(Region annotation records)
# # #

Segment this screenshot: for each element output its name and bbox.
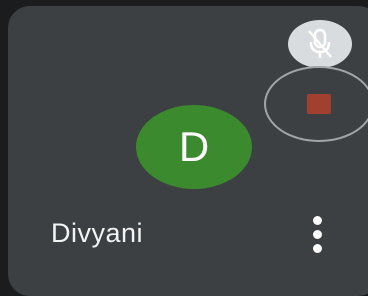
avatar-initial: D bbox=[178, 123, 210, 170]
more-options-icon-dot bbox=[312, 243, 322, 253]
more-options-icon-dot bbox=[312, 229, 322, 239]
stop-recording-icon bbox=[307, 94, 331, 114]
participant-tile[interactable]: D Divyani bbox=[8, 6, 368, 296]
more-options-button[interactable] bbox=[303, 210, 331, 258]
participant-name: Divyani bbox=[51, 218, 144, 248]
mic-muted-indicator bbox=[288, 20, 352, 68]
mic-off-icon bbox=[308, 28, 332, 58]
more-options-icon bbox=[312, 215, 322, 225]
stop-recording-button[interactable] bbox=[264, 66, 368, 142]
avatar: D bbox=[136, 105, 252, 189]
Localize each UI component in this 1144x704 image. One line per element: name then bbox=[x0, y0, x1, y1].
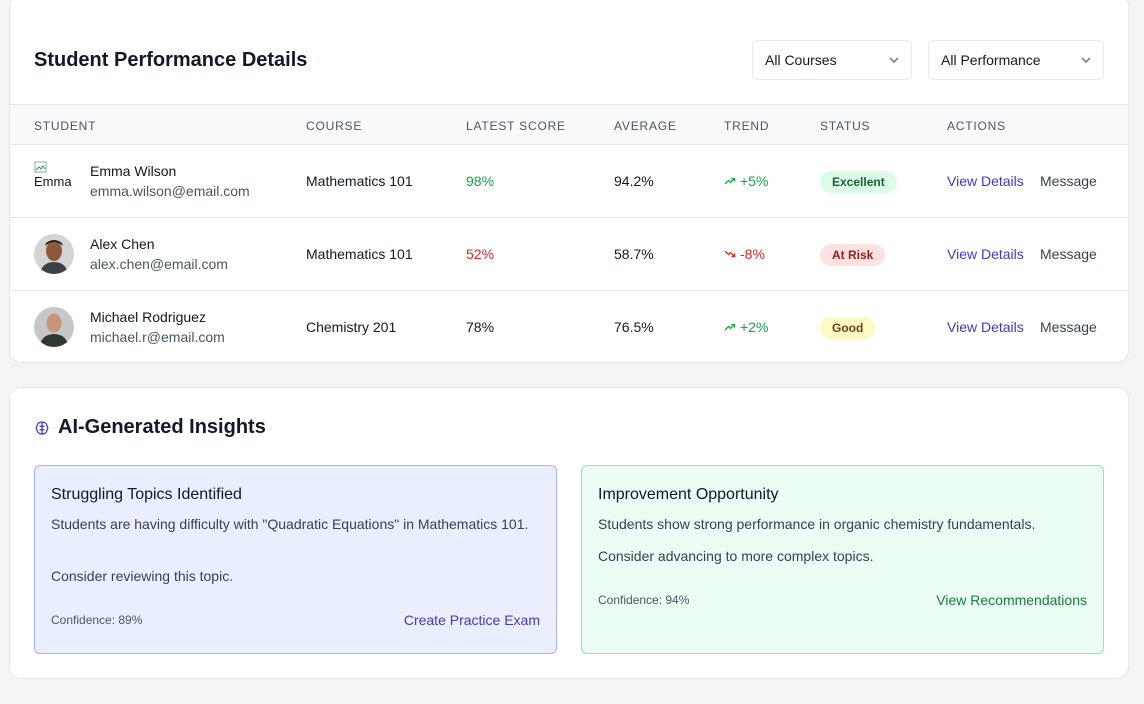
trend-value: +2% bbox=[740, 319, 769, 335]
create-practice-exam-link[interactable]: Create Practice Exam bbox=[404, 612, 540, 628]
column-header-trend: TREND bbox=[724, 119, 770, 133]
insight-title: Struggling Topics Identified bbox=[51, 486, 242, 503]
view-details-link[interactable]: View Details bbox=[947, 246, 1024, 262]
trending-down-icon bbox=[724, 250, 736, 258]
average-score: 58.7% bbox=[614, 246, 654, 262]
avatar-alt-text: Emma bbox=[34, 174, 72, 189]
page-title: Student Performance Details bbox=[34, 49, 308, 71]
average-score: 76.5% bbox=[614, 319, 654, 335]
message-link[interactable]: Message bbox=[1040, 319, 1097, 335]
insight-suggestion: Consider advancing to more complex topic… bbox=[598, 548, 874, 564]
status-badge: Good bbox=[820, 317, 876, 339]
course-filter-select[interactable]: All Courses bbox=[752, 40, 912, 80]
student-email: michael.r@email.com bbox=[90, 329, 225, 345]
insight-text: Students are having difficulty with "Qua… bbox=[51, 516, 529, 532]
avatar: Emma bbox=[34, 161, 74, 201]
chevron-down-icon bbox=[889, 57, 899, 64]
ai-insights-card: AI-Generated Insights Struggling Topics … bbox=[9, 387, 1129, 679]
message-link[interactable]: Message bbox=[1040, 246, 1097, 262]
performance-filter-select[interactable]: All Performance bbox=[928, 40, 1104, 80]
insight-suggestion: Consider reviewing this topic. bbox=[51, 568, 234, 584]
column-header-status: STATUS bbox=[820, 119, 871, 133]
trend-cell: +5% bbox=[724, 173, 768, 189]
insights-header: AI-Generated Insights bbox=[34, 416, 266, 439]
table-row: Alex Chen alex.chen@email.com Mathematic… bbox=[10, 218, 1128, 291]
confidence-label: Confidence: 94% bbox=[598, 593, 690, 607]
trending-up-icon bbox=[724, 323, 736, 331]
performance-filter-value: All Performance bbox=[941, 52, 1041, 68]
view-details-link[interactable]: View Details bbox=[947, 319, 1024, 335]
chevron-down-icon bbox=[1081, 57, 1091, 64]
column-header-course: COURSE bbox=[306, 119, 363, 133]
course-cell: Mathematics 101 bbox=[306, 173, 413, 189]
status-badge: Excellent bbox=[820, 171, 897, 193]
course-filter-value: All Courses bbox=[765, 52, 837, 68]
broken-image-icon bbox=[34, 161, 47, 173]
student-email: alex.chen@email.com bbox=[90, 256, 228, 272]
message-link[interactable]: Message bbox=[1040, 173, 1097, 189]
student-name: Michael Rodriguez bbox=[90, 309, 206, 325]
trend-cell: +2% bbox=[724, 319, 768, 335]
table-header: STUDENT COURSE LATEST SCORE AVERAGE TREN… bbox=[10, 104, 1128, 145]
insight-title: Improvement Opportunity bbox=[598, 486, 779, 503]
latest-score: 98% bbox=[466, 173, 495, 189]
insights-title: AI-Generated Insights bbox=[58, 416, 266, 438]
trend-value: +5% bbox=[740, 173, 769, 189]
confidence-label: Confidence: 89% bbox=[51, 613, 143, 627]
average-score: 94.2% bbox=[614, 173, 654, 189]
avatar-photo bbox=[34, 307, 74, 347]
view-details-link[interactable]: View Details bbox=[947, 173, 1024, 189]
improvement-opportunity-card: Improvement Opportunity Students show st… bbox=[581, 465, 1104, 654]
struggling-topics-card: Struggling Topics Identified Students ar… bbox=[34, 465, 557, 654]
avatar bbox=[34, 307, 74, 347]
trend-value: -8% bbox=[740, 246, 765, 262]
column-header-latest-score: LATEST SCORE bbox=[466, 119, 566, 133]
status-badge: At Risk bbox=[820, 244, 886, 266]
latest-score: 52% bbox=[466, 246, 495, 262]
student-email: emma.wilson@email.com bbox=[90, 183, 250, 199]
table-row: Emma Emma Wilson emma.wilson@email.com M… bbox=[10, 145, 1128, 218]
card-header: Student Performance Details All Courses … bbox=[10, 0, 1128, 105]
table-row: Michael Rodriguez michael.r@email.com Ch… bbox=[10, 291, 1128, 362]
student-name: Alex Chen bbox=[90, 236, 155, 252]
column-header-student: STUDENT bbox=[34, 119, 97, 133]
student-performance-card: Student Performance Details All Courses … bbox=[9, 0, 1129, 363]
column-header-actions: ACTIONS bbox=[947, 119, 1006, 133]
column-header-average: AVERAGE bbox=[614, 119, 677, 133]
view-recommendations-link[interactable]: View Recommendations bbox=[936, 592, 1087, 608]
trend-cell: -8% bbox=[724, 246, 765, 262]
brain-icon bbox=[35, 420, 49, 435]
course-cell: Mathematics 101 bbox=[306, 246, 413, 262]
student-name: Emma Wilson bbox=[90, 163, 177, 179]
course-cell: Chemistry 201 bbox=[306, 319, 397, 335]
avatar bbox=[34, 234, 74, 274]
insight-text: Students show strong performance in orga… bbox=[598, 516, 1036, 532]
latest-score: 78% bbox=[466, 319, 495, 335]
trending-up-icon bbox=[724, 177, 736, 185]
avatar-photo bbox=[34, 234, 74, 274]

# # #

Convert the lines above into a numbered list, skipping any blank lines and leaving out the pictures.

Response for this exercise:
1. Segment this screenshot: for each element output its name and bbox.
2. avatar-initial: D bbox=[178, 123, 210, 170]
3. more-options-icon-dot bbox=[312, 243, 322, 253]
4. more-options-icon-dot bbox=[312, 229, 322, 239]
5. stop-recording-icon bbox=[307, 94, 331, 114]
6. participant-tile[interactable]: D Divyani bbox=[8, 6, 368, 296]
7. more-options-button[interactable] bbox=[303, 210, 331, 258]
8. participant-name: Divyani bbox=[51, 218, 144, 248]
9. mic-muted-indicator bbox=[288, 20, 352, 68]
10. mic-off-icon bbox=[308, 28, 332, 58]
11. more-options-icon bbox=[312, 215, 322, 225]
12. stop-recording-button[interactable] bbox=[264, 66, 368, 142]
13. avatar: D bbox=[136, 105, 252, 189]
14. Localize each UI component in this 1144x704 image. One line per element: name then bbox=[x0, y0, x1, y1].
15. trend-value: +2% bbox=[740, 319, 769, 335]
16. create-practice-exam-link[interactable]: Create Practice Exam bbox=[404, 612, 540, 628]
17. column-header-trend: TREND bbox=[724, 119, 770, 133]
18. insight-title: Struggling Topics Identified bbox=[51, 486, 242, 503]
19. view-details-link[interactable]: View Details bbox=[947, 246, 1024, 262]
20. trending-down-icon bbox=[724, 250, 736, 258]
21. average-score: 58.7% bbox=[614, 246, 654, 262]
22. avatar-alt-text: Emma bbox=[34, 174, 72, 189]
23. page-title: Student Performance Details bbox=[34, 49, 308, 71]
24. average-score: 76.5% bbox=[614, 319, 654, 335]
25. message-link[interactable]: Message bbox=[1040, 319, 1097, 335]
26. insight-suggestion: Consider advancing to more complex topic… bbox=[598, 548, 874, 564]
27. status-badge: Good bbox=[820, 317, 876, 339]
28. course-filter-select[interactable]: All Courses bbox=[752, 40, 912, 80]
29. student-email: michael.r@email.com bbox=[90, 329, 225, 345]
30. insight-text: Students are having difficulty with "Qua… bbox=[51, 516, 529, 532]
31. avatar: Emma bbox=[34, 161, 74, 201]
32. chevron-down-icon bbox=[889, 57, 899, 64]
33. ai-insights-card: AI-Generated Insights Struggling Topics … bbox=[9, 387, 1129, 679]
34. message-link[interactable]: Message bbox=[1040, 246, 1097, 262]
35. performance-filter-select[interactable]: All Performance bbox=[928, 40, 1104, 80]
36. insight-suggestion: Consider reviewing this topic. bbox=[51, 568, 234, 584]
37. column-header-status: STATUS bbox=[820, 119, 871, 133]
38. trend-cell: +5% bbox=[724, 173, 768, 189]
39. insights-header: AI-Generated Insights bbox=[34, 416, 266, 439]
40. table-row: Alex Chen alex.chen@email.com Mathematic… bbox=[10, 218, 1128, 291]
41. confidence-label: Confidence: 94% bbox=[598, 593, 690, 607]
42. trending-up-icon bbox=[724, 323, 736, 331]
43. performance-filter-value: All Performance bbox=[941, 52, 1041, 68]
44. view-details-link[interactable]: View Details bbox=[947, 319, 1024, 335]
45. chevron-down-icon bbox=[1081, 57, 1091, 64]
46. column-header-course: COURSE bbox=[306, 119, 363, 133]
47. course-cell: Mathematics 101 bbox=[306, 173, 413, 189]
48. status-badge: Excellent bbox=[820, 171, 897, 193]
49. course-filter-value: All Courses bbox=[765, 52, 837, 68]
50. broken-image-icon bbox=[34, 161, 47, 173]
51. student-email: alex.chen@email.com bbox=[90, 256, 228, 272]
52. message-link[interactable]: Message bbox=[1040, 173, 1097, 189]
53. student-name: Michael Rodriguez bbox=[90, 309, 206, 325]
54. trend-cell: +2% bbox=[724, 319, 768, 335]
55. table-header: STUDENT COURSE LATEST SCORE AVERAGE TREN… bbox=[10, 104, 1128, 145]
56. insight-title: Improvement Opportunity bbox=[598, 486, 779, 503]
57. latest-score: 98% bbox=[466, 173, 495, 189]
58. insights-title: AI-Generated Insights bbox=[58, 416, 266, 438]
59. trend-value: +5% bbox=[740, 173, 769, 189]
60. confidence-label: Confidence: 89% bbox=[51, 613, 143, 627]
61. average-score: 94.2% bbox=[614, 173, 654, 189]
62. avatar-photo bbox=[34, 307, 74, 347]
63. view-details-link[interactable]: View Details bbox=[947, 173, 1024, 189]
64. improvement-opportunity-card: Improvement Opportunity Students show st… bbox=[581, 465, 1104, 654]
65. struggling-topics-card: Struggling Topics Identified Students ar… bbox=[34, 465, 557, 654]
66. avatar bbox=[34, 307, 74, 347]
67. trend-value: -8% bbox=[740, 246, 765, 262]
68. column-header-latest-score: LATEST SCORE bbox=[466, 119, 566, 133]
69. status-badge: At Risk bbox=[820, 244, 886, 266]
70. latest-score: 52% bbox=[466, 246, 495, 262]
71. student-email: emma.wilson@email.com bbox=[90, 183, 250, 199]
72. table-row: Emma Emma Wilson emma.wilson@email.com M… bbox=[10, 145, 1128, 218]
73. card-header: Student Performance Details All Courses … bbox=[10, 0, 1128, 105]
74. table-row: Michael Rodriguez michael.r@email.com Ch… bbox=[10, 291, 1128, 362]
75. student-name: Alex Chen bbox=[90, 236, 155, 252]
76. column-header-student: STUDENT bbox=[34, 119, 97, 133]
77. student-performance-card: Student Performance Details All Courses … bbox=[9, 0, 1129, 363]
78. column-header-actions: ACTIONS bbox=[947, 119, 1006, 133]
79. column-header-average: AVERAGE bbox=[614, 119, 677, 133]
80. view-recommendations-link[interactable]: View Recommendations bbox=[936, 592, 1087, 608]
81. trend-cell: -8% bbox=[724, 246, 765, 262]
82. brain-icon bbox=[35, 420, 49, 435]
83. course-cell: Mathematics 101 bbox=[306, 246, 413, 262]
84. student-name: Emma Wilson bbox=[90, 163, 177, 179]
85. course-cell: Chemistry 201 bbox=[306, 319, 397, 335]
86. avatar bbox=[34, 234, 74, 274]
87. insight-text: Students show strong performance in orga… bbox=[598, 516, 1036, 532]
88. latest-score: 78% bbox=[466, 319, 495, 335]
89. trending-up-icon bbox=[724, 177, 736, 185]
90. avatar-photo bbox=[34, 234, 74, 274]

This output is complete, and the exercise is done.